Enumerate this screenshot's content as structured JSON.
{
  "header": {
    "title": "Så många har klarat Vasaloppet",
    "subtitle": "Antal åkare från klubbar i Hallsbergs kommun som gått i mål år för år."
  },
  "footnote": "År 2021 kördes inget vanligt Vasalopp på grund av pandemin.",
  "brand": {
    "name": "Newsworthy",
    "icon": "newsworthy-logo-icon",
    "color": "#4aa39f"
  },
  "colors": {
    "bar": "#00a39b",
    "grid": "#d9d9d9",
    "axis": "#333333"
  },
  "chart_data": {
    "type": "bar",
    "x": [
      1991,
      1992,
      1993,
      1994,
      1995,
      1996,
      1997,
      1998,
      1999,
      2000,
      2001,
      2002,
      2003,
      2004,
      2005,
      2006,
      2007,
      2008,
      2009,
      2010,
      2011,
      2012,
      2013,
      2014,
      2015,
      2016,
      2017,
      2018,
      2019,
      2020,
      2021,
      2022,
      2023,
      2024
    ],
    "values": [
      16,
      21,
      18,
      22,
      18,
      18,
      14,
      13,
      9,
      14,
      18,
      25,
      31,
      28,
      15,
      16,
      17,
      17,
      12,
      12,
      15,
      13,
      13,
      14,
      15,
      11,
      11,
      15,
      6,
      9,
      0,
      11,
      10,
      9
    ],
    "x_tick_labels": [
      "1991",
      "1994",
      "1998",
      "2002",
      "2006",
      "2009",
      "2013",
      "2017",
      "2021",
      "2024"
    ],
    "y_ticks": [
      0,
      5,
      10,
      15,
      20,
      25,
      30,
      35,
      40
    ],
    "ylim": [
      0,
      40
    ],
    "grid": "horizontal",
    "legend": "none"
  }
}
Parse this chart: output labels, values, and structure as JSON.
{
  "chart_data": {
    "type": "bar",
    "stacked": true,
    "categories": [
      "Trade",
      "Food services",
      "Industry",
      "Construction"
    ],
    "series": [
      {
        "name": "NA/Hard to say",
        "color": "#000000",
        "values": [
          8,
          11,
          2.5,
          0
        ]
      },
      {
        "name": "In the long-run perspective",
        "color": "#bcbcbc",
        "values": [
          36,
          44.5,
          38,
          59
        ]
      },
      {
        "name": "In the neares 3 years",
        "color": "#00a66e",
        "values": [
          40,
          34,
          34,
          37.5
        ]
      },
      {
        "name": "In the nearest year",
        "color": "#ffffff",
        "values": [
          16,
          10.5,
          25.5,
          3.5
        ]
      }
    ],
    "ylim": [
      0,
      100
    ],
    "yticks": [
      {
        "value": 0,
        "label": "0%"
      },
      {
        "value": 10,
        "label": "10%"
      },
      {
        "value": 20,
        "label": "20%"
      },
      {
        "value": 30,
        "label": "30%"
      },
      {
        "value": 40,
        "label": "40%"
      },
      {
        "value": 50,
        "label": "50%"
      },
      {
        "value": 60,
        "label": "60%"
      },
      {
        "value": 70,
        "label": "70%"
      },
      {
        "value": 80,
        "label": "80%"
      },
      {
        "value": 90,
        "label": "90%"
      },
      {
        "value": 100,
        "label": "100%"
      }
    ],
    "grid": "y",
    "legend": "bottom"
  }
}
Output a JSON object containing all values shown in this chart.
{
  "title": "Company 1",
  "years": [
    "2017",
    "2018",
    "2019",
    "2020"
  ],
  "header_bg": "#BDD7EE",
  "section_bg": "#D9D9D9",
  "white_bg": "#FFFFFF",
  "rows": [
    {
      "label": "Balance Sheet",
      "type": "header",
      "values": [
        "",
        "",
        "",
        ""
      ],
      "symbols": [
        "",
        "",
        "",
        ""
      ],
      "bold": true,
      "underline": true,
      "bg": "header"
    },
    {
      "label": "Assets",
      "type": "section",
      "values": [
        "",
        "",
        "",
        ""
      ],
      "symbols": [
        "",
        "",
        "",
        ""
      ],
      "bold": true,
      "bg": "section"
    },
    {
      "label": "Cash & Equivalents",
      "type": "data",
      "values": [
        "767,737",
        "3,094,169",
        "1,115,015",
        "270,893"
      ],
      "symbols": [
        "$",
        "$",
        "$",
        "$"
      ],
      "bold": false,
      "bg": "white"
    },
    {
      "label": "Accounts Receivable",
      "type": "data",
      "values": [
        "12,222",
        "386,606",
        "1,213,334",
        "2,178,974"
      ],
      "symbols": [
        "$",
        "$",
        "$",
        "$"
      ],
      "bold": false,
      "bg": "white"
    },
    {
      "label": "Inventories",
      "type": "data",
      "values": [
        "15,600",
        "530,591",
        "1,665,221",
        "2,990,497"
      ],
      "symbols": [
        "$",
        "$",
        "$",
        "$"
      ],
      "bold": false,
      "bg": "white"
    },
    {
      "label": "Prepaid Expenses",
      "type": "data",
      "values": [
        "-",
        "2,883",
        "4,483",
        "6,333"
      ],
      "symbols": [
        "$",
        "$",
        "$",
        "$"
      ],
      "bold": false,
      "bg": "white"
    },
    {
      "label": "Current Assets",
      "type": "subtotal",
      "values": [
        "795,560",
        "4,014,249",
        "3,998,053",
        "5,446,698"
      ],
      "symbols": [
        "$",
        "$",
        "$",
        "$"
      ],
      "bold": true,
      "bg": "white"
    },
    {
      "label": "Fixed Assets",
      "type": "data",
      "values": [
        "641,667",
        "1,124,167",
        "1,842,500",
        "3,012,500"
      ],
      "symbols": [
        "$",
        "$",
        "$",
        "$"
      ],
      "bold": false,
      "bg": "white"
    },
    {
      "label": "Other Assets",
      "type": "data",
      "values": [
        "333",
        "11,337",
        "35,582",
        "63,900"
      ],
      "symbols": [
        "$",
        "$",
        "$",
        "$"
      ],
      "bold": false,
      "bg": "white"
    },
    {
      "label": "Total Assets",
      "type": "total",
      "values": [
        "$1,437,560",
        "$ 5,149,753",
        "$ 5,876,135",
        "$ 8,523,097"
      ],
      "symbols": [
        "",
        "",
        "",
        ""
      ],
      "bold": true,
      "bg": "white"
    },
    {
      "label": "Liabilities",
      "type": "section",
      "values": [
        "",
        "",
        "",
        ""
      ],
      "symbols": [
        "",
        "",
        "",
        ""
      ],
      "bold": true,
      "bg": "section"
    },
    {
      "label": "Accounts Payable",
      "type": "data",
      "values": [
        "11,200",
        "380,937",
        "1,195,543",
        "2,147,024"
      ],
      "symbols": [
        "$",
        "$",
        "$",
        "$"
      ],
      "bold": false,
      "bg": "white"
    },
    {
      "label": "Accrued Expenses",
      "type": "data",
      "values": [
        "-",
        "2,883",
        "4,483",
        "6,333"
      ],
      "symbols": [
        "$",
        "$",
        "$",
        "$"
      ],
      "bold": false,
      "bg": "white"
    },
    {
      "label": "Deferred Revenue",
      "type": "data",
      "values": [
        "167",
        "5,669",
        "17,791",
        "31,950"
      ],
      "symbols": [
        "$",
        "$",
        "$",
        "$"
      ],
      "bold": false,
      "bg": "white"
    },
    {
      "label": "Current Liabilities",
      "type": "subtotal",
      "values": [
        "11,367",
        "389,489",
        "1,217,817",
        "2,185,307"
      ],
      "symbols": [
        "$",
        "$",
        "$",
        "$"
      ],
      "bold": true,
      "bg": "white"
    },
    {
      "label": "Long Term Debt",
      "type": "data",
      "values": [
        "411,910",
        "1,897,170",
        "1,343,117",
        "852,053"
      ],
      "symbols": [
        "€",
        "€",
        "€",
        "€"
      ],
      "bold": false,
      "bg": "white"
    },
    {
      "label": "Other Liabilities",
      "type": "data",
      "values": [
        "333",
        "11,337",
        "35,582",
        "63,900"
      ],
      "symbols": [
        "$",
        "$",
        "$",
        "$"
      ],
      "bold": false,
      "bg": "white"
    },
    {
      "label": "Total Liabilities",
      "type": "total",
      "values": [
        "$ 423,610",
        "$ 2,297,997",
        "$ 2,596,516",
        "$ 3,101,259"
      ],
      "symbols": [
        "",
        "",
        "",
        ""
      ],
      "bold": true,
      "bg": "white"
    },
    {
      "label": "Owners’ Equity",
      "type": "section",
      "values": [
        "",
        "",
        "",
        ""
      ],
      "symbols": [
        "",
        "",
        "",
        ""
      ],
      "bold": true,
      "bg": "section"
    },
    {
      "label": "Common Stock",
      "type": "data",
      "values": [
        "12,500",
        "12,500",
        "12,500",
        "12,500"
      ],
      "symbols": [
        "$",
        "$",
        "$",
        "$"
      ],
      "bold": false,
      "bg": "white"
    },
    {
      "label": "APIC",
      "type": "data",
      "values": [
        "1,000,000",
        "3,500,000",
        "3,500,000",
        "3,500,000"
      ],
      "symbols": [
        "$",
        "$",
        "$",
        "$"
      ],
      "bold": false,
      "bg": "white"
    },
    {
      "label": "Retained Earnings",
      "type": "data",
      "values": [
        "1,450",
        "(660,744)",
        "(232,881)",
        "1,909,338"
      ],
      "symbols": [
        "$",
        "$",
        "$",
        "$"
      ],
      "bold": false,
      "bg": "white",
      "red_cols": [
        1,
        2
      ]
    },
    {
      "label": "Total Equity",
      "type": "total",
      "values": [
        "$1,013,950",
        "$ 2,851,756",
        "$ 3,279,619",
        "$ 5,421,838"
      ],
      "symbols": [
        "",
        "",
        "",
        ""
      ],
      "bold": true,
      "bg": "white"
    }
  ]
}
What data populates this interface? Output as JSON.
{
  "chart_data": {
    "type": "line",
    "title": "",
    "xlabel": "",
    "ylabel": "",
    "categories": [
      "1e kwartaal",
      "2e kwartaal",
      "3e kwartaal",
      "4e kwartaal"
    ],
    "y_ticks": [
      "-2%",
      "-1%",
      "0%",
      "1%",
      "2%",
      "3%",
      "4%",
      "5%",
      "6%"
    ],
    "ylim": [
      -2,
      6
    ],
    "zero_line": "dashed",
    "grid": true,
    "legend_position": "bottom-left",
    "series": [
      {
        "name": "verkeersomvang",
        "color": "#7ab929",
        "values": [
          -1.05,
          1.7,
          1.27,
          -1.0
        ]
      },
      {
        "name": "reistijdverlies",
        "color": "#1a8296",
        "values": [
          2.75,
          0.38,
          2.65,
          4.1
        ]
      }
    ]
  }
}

Exercise objective =>
In the records above, return only the line that contains "What data populates" and every line after it through the last, exactly as they appear.

Answer to this task =>
What data populates this interface? Output as JSON.
{
  "chart_data": {
    "type": "line",
    "title": "",
    "xlabel": "",
    "ylabel": "",
    "categories": [
      "1e kwartaal",
      "2e kwartaal",
      "3e kwartaal",
      "4e kwartaal"
    ],
    "y_ticks": [
      "-2%",
      "-1%",
      "0%",
      "1%",
      "2%",
      "3%",
      "4%",
      "5%",
      "6%"
    ],
    "ylim": [
      -2,
      6
    ],
    "zero_line": "dashed",
    "grid": true,
    "legend_position": "bottom-left",
    "series": [
      {
        "name": "verkeersomvang",
        "color": "#7ab929",
        "values": [
          -1.05,
          1.7,
          1.27,
          -1.0
        ]
      },
      {
        "name": "reistijdverlies",
        "color": "#1a8296",
        "values": [
          2.75,
          0.38,
          2.65,
          4.1
        ]
      }
    ]
  }
}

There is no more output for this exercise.